Dataset excerpt:
>>

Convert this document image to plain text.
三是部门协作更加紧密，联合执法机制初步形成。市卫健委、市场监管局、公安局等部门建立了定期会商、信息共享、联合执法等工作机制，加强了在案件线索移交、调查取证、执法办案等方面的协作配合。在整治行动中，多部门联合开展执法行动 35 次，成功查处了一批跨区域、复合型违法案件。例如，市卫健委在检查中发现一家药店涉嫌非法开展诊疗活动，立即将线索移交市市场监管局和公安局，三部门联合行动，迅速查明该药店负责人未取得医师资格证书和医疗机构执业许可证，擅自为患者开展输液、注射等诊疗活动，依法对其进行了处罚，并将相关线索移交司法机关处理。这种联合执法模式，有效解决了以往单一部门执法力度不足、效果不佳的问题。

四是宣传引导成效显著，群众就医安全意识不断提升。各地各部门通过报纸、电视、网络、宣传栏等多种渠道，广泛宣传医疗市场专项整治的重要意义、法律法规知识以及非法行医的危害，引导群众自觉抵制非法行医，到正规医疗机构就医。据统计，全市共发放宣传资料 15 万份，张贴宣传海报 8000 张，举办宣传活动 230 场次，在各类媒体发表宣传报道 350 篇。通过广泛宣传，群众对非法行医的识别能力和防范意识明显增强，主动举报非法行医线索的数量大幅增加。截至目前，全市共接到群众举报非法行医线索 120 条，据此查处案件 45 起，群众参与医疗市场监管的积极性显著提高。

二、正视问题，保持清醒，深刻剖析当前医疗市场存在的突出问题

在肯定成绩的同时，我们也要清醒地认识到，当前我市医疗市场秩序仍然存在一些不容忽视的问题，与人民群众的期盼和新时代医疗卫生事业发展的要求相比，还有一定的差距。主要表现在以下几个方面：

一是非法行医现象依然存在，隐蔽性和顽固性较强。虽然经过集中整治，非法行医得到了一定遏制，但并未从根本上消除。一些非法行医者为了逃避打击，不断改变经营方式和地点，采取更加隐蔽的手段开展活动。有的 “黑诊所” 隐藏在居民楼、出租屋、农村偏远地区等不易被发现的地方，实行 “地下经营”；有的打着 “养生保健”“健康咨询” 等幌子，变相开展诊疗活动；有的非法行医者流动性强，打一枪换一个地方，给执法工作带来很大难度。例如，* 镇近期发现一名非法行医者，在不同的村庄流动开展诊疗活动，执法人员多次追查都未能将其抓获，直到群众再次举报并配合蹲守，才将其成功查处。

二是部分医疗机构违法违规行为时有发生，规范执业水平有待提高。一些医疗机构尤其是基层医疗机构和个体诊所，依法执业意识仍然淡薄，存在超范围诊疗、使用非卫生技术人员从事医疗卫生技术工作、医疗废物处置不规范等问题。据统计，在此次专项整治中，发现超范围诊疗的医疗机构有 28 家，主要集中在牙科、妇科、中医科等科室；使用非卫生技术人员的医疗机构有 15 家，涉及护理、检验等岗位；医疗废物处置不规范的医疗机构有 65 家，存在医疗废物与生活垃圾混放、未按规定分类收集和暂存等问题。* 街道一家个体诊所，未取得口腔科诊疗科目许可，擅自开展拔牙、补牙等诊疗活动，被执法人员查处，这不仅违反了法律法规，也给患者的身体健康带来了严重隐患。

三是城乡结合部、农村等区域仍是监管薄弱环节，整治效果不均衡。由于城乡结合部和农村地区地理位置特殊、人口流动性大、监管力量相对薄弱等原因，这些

<<

Task goal: The records above need to be transcribed in full. Keep every character unchanged.

Correct output:
Convert this document image to plain text.
三是部门协作更加紧密，联合执法机制初步形成。市卫健委、市场监管局、公安局等部门建立了定期会商、信息共享、联合执法等工作机制，加强了在案件线索移交、调查取证、执法办案等方面的协作配合。在整治行动中，多部门联合开展执法行动 35 次，成功查处了一批跨区域、复合型违法案件。例如，市卫健委在检查中发现一家药店涉嫌非法开展诊疗活动，立即将线索移交市市场监管局和公安局，三部门联合行动，迅速查明该药店负责人未取得医师资格证书和医疗机构执业许可证，擅自为患者开展输液、注射等诊疗活动，依法对其进行了处罚，并将相关线索移交司法机关处理。这种联合执法模式，有效解决了以往单一部门执法力度不足、效果不佳的问题。

四是宣传引导成效显著，群众就医安全意识不断提升。各地各部门通过报纸、电视、网络、宣传栏等多种渠道，广泛宣传医疗市场专项整治的重要意义、法律法规知识以及非法行医的危害，引导群众自觉抵制非法行医，到正规医疗机构就医。据统计，全市共发放宣传资料 15 万份，张贴宣传海报 8000 张，举办宣传活动 230 场次，在各类媒体发表宣传报道 350 篇。通过广泛宣传，群众对非法行医的识别能力和防范意识明显增强，主动举报非法行医线索的数量大幅增加。截至目前，全市共接到群众举报非法行医线索 120 条，据此查处案件 45 起，群众参与医疗市场监管的积极性显著提高。

二、正视问题，保持清醒，深刻剖析当前医疗市场存在的突出问题

在肯定成绩的同时，我们也要清醒地认识到，当前我市医疗市场秩序仍然存在一些不容忽视的问题，与人民群众的期盼和新时代医疗卫生事业发展的要求相比，还有一定的差距。主要表现在以下几个方面：

一是非法行医现象依然存在，隐蔽性和顽固性较强。虽然经过集中整治，非法行医得到了一定遏制，但并未从根本上消除。一些非法行医者为了逃避打击，不断改变经营方式和地点，采取更加隐蔽的手段开展活动。有的 “黑诊所” 隐藏在居民楼、出租屋、农村偏远地区等不易被发现的地方，实行 “地下经营”；有的打着 “养生保健”“健康咨询” 等幌子，变相开展诊疗活动；有的非法行医者流动性强，打一枪换一个地方，给执法工作带来很大难度。例如，* 镇近期发现一名非法行医者，在不同的村庄流动开展诊疗活动，执法人员多次追查都未能将其抓获，直到群众再次举报并配合蹲守，才将其成功查处。

二是部分医疗机构违法违规行为时有发生，规范执业水平有待提高。一些医疗机构尤其是基层医疗机构和个体诊所，依法执业意识仍然淡薄，存在超范围诊疗、使用非卫生技术人员从事医疗卫生技术工作、医疗废物处置不规范等问题。据统计，在此次专项整治中，发现超范围诊疗的医疗机构有 28 家，主要集中在牙科、妇科、中医科等科室；使用非卫生技术人员的医疗机构有 15 家，涉及护理、检验等岗位；医疗废物处置不规范的医疗机构有 65 家，存在医疗废物与生活垃圾混放、未按规定分类收集和暂存等问题。* 街道一家个体诊所，未取得口腔科诊疗科目许可，擅自开展拔牙、补牙等诊疗活动，被执法人员查处，这不仅违反了法律法规，也给患者的身体健康带来了严重隐患。

三是城乡结合部、农村等区域仍是监管薄弱环节，整治效果不均衡。由于城乡结合部和农村地区地理位置特殊、人口流动性大、监管力量相对薄弱等原因，这些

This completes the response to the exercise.